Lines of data
::::::::
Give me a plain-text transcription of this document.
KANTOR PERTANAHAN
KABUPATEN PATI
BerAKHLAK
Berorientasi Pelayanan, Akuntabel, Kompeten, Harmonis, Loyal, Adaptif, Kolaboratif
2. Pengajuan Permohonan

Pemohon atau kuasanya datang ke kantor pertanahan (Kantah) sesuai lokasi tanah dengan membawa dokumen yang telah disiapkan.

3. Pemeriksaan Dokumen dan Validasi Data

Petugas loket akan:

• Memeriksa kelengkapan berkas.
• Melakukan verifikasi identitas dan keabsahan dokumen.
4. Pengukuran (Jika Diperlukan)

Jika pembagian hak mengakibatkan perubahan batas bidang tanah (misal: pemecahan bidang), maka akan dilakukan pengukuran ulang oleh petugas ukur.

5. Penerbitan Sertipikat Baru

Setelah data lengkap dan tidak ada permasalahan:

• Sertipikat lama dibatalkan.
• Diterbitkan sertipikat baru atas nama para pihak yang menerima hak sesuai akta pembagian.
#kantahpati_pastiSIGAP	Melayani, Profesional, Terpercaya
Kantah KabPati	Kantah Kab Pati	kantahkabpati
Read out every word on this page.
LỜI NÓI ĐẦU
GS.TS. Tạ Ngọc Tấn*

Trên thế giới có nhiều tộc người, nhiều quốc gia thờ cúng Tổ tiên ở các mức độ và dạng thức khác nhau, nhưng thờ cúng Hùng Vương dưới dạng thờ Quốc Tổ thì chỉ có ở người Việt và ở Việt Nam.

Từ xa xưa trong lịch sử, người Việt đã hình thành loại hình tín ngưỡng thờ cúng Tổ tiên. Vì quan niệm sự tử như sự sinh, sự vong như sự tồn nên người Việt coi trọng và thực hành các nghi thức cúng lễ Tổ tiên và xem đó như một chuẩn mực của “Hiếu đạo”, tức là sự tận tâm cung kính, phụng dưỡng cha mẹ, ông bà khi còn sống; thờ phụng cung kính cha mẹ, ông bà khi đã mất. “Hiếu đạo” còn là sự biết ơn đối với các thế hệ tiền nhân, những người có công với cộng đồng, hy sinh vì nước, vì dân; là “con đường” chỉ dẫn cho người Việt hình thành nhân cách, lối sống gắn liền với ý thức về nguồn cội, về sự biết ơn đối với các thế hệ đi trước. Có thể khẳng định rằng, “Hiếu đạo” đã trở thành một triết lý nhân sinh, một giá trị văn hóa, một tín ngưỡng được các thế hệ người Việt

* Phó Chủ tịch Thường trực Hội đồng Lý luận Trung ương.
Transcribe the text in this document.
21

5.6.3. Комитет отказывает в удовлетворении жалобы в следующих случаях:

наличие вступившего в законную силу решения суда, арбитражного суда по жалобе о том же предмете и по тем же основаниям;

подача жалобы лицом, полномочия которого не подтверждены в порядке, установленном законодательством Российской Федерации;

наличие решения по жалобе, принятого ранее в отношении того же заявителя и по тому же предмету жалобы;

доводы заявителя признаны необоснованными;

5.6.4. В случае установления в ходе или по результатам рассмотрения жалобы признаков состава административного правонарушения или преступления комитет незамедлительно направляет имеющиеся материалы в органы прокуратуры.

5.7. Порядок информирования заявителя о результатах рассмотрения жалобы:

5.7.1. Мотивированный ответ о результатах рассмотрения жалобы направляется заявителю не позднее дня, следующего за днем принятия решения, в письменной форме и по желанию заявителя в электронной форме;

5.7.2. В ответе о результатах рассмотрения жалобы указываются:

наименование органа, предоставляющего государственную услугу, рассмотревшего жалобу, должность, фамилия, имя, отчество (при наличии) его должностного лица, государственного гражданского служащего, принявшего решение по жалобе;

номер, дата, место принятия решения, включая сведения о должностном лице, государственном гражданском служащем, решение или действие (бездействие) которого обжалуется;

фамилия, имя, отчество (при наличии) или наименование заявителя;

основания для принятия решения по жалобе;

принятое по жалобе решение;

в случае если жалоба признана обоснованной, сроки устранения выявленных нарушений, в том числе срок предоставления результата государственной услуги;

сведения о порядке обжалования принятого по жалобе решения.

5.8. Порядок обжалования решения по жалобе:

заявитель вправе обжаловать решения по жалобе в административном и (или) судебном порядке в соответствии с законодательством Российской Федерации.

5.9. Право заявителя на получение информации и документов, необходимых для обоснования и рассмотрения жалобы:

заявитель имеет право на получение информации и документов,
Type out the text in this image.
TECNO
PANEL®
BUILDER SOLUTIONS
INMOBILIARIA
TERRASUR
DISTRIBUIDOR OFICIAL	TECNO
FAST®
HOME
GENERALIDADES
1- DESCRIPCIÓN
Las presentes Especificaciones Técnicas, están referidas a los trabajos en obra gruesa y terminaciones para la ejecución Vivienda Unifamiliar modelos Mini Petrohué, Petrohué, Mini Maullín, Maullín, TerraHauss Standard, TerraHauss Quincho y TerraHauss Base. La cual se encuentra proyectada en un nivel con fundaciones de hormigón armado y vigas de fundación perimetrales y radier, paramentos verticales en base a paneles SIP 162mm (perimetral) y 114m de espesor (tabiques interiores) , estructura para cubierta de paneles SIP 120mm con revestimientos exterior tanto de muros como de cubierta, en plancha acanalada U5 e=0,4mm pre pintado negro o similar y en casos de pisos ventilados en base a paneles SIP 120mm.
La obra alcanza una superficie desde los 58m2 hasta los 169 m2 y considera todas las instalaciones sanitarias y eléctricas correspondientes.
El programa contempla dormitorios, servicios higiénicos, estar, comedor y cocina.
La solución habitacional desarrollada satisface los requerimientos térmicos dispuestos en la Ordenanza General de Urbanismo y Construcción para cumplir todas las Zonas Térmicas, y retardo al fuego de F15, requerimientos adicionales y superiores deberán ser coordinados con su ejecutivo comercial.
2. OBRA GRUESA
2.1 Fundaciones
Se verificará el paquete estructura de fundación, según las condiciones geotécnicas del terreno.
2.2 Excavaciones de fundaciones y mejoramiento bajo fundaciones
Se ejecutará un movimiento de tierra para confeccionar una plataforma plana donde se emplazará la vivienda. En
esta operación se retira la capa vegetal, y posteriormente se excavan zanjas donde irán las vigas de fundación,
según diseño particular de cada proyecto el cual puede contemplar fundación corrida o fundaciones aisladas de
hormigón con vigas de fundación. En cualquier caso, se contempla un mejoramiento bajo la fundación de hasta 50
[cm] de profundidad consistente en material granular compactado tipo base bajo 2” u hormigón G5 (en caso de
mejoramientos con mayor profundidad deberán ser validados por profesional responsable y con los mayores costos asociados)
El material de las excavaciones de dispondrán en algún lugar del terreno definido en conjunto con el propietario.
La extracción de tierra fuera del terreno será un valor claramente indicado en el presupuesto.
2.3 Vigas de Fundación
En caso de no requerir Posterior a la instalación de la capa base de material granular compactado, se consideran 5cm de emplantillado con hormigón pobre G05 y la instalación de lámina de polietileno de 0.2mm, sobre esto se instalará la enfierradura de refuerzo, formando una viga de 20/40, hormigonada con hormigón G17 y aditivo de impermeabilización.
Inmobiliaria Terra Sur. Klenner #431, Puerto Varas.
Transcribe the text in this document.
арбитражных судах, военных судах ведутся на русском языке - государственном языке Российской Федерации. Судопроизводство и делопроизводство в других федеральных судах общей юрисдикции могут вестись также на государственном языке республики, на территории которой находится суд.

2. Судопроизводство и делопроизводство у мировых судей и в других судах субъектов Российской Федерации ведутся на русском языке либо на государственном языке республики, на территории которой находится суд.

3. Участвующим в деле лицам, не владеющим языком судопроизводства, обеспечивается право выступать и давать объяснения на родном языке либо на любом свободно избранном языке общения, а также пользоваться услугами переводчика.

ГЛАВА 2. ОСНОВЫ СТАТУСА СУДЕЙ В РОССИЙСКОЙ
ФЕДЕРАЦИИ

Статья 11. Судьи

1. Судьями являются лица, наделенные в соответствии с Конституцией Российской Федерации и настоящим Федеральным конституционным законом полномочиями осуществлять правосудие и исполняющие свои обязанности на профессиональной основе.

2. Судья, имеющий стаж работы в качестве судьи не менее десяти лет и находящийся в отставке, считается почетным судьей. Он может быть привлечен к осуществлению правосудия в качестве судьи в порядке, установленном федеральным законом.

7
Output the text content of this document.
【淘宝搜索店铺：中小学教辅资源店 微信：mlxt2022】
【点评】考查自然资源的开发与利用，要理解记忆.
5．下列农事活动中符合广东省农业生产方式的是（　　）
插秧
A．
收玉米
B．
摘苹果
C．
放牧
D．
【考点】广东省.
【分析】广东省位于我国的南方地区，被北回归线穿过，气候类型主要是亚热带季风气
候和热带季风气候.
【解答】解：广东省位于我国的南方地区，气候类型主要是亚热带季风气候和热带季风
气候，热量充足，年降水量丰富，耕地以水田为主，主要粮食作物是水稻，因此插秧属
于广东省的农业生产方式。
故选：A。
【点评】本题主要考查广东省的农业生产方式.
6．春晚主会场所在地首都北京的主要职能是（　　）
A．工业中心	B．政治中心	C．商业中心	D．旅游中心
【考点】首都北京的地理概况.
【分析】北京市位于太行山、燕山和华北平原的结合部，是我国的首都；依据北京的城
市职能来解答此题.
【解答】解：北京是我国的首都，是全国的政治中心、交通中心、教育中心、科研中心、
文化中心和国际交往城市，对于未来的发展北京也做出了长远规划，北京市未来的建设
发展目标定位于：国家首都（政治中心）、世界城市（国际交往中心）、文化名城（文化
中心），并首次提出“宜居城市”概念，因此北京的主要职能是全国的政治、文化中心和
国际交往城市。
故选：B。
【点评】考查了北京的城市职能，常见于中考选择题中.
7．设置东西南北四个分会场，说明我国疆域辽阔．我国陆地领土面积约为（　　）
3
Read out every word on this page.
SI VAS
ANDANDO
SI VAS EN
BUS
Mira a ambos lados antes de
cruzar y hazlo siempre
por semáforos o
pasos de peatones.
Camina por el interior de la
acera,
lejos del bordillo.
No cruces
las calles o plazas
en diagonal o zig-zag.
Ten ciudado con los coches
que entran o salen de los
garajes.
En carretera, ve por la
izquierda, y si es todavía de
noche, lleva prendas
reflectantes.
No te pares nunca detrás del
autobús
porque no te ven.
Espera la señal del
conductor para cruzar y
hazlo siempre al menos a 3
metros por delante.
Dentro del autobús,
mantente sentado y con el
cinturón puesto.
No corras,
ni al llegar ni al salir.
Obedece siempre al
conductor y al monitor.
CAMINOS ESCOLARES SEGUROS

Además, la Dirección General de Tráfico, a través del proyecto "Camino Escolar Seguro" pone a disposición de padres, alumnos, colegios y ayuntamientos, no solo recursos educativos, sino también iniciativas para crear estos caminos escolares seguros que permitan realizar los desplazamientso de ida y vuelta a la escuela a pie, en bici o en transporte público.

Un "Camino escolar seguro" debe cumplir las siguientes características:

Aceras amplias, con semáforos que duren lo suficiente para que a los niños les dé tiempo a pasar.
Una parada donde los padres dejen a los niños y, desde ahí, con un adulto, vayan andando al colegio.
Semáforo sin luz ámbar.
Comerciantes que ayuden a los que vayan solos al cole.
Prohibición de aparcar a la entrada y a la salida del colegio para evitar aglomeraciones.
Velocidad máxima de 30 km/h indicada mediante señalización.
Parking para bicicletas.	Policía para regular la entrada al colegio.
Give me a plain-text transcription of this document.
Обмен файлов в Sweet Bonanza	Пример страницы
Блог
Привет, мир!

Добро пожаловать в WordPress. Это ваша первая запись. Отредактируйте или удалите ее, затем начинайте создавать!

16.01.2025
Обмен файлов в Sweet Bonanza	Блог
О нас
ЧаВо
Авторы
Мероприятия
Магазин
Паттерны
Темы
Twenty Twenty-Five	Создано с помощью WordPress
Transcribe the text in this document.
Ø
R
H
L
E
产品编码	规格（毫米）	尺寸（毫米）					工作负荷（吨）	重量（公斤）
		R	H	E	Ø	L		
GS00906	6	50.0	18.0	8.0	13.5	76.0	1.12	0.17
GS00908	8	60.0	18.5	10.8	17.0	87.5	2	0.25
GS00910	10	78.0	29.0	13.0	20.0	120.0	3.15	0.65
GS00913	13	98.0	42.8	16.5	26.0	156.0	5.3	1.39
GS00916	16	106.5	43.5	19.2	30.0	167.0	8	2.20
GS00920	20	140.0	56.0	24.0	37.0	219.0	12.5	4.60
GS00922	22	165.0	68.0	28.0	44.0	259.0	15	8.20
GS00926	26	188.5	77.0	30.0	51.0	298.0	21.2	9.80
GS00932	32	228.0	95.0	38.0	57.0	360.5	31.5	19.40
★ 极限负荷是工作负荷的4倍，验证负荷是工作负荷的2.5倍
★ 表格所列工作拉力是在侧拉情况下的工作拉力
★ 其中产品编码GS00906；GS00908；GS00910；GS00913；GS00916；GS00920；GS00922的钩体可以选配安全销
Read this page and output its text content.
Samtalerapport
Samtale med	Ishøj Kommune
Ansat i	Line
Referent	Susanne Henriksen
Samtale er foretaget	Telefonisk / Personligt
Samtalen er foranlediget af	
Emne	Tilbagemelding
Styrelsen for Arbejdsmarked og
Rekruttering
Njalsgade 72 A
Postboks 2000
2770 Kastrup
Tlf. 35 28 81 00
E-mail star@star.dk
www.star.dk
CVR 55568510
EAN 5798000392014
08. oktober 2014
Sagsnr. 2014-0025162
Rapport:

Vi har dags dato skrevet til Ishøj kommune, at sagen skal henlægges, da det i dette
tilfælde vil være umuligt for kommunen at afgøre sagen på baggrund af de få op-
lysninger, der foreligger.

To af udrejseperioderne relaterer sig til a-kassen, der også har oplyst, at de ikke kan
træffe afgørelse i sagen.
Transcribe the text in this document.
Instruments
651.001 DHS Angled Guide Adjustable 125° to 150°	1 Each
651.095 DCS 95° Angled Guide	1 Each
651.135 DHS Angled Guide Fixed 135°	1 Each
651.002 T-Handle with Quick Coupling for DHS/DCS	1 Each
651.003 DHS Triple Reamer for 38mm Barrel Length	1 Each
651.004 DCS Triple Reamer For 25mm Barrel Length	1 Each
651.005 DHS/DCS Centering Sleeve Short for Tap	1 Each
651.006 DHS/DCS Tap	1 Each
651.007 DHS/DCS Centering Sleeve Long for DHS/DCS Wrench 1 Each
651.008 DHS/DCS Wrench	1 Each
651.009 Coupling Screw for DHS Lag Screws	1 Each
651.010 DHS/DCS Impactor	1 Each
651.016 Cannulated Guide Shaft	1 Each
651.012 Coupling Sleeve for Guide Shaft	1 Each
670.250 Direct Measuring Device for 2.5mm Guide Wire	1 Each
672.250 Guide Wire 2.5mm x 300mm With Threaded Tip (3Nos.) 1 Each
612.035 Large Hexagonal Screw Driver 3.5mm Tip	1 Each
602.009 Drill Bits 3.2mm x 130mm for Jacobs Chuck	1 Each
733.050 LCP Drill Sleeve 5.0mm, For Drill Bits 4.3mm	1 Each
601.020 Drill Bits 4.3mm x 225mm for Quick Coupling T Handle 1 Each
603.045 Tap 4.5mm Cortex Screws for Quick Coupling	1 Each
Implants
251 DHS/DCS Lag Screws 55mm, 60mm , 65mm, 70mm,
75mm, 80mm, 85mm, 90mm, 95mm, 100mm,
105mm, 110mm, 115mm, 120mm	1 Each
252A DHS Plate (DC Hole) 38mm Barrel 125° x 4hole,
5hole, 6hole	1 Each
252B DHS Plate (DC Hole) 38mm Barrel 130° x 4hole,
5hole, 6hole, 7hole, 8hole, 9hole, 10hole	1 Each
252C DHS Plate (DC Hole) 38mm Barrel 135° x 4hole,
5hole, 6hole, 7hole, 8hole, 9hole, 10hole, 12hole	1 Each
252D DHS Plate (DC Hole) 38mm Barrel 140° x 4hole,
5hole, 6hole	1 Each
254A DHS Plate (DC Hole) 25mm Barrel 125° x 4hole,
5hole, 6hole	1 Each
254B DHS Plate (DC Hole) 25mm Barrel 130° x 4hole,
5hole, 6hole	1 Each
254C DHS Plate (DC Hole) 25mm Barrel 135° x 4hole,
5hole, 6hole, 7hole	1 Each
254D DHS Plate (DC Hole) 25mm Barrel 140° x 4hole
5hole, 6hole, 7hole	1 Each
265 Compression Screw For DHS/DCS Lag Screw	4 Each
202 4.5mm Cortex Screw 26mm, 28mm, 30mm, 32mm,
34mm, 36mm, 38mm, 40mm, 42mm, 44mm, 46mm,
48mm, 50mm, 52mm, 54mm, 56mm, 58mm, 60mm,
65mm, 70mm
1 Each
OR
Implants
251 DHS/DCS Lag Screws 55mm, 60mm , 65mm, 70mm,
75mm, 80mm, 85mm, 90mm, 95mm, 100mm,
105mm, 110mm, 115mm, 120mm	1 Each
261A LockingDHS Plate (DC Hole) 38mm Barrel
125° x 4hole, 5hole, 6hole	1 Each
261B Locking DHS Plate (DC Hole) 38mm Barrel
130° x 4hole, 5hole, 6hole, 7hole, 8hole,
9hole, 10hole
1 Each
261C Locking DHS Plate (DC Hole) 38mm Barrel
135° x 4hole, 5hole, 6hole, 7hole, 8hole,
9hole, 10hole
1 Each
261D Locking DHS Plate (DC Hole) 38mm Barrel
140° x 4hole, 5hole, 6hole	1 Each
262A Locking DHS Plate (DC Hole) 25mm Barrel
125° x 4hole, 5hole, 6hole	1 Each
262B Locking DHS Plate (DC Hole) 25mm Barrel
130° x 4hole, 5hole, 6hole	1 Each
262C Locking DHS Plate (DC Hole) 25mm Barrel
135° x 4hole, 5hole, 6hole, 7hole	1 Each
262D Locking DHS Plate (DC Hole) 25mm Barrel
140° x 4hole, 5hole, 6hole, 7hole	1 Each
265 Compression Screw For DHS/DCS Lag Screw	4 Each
::::::::
* _WRITTEN REQUEST_: Reproduce each line from the records that contains the word "tiên".

* _ANSWER_:
Trên thế giới có nhiều tộc người, nhiều quốc gia thờ cúng Tổ tiên ở các mức độ và dạng thức khác nhau, nhưng thờ cúng Hùng Vương dưới dạng thờ Quốc Tổ thì chỉ có ở người Việt và ở Việt Nam.
Từ xa xưa trong lịch sử, người Việt đã hình thành loại hình tín ngưỡng thờ cúng Tổ tiên. Vì quan niệm sự tử như sự sinh, sự vong như sự tồn nên người Việt coi trọng và thực hành các nghi thức cúng lễ Tổ tiên và xem đó như một chuẩn mực của “Hiếu đạo”, tức là sự tận tâm cung kính, phụng dưỡng cha mẹ, ông bà khi còn sống; thờ phụng cung kính cha mẹ, ông bà khi đã mất. “Hiếu đạo” còn là sự biết ơn đối với các thế hệ tiền nhân, những người có công với cộng đồng, hy sinh vì nước, vì dân; là “con đường” chỉ dẫn cho người Việt hình thành nhân cách, lối sống gắn liền với ý thức về nguồn cội, về sự biết ơn đối với các thế hệ đi trước. Có thể khẳng định rằng, “Hiếu đạo” đã trở thành một triết lý nhân sinh, một giá trị văn hóa, một tín ngưỡng được các thế hệ người Việt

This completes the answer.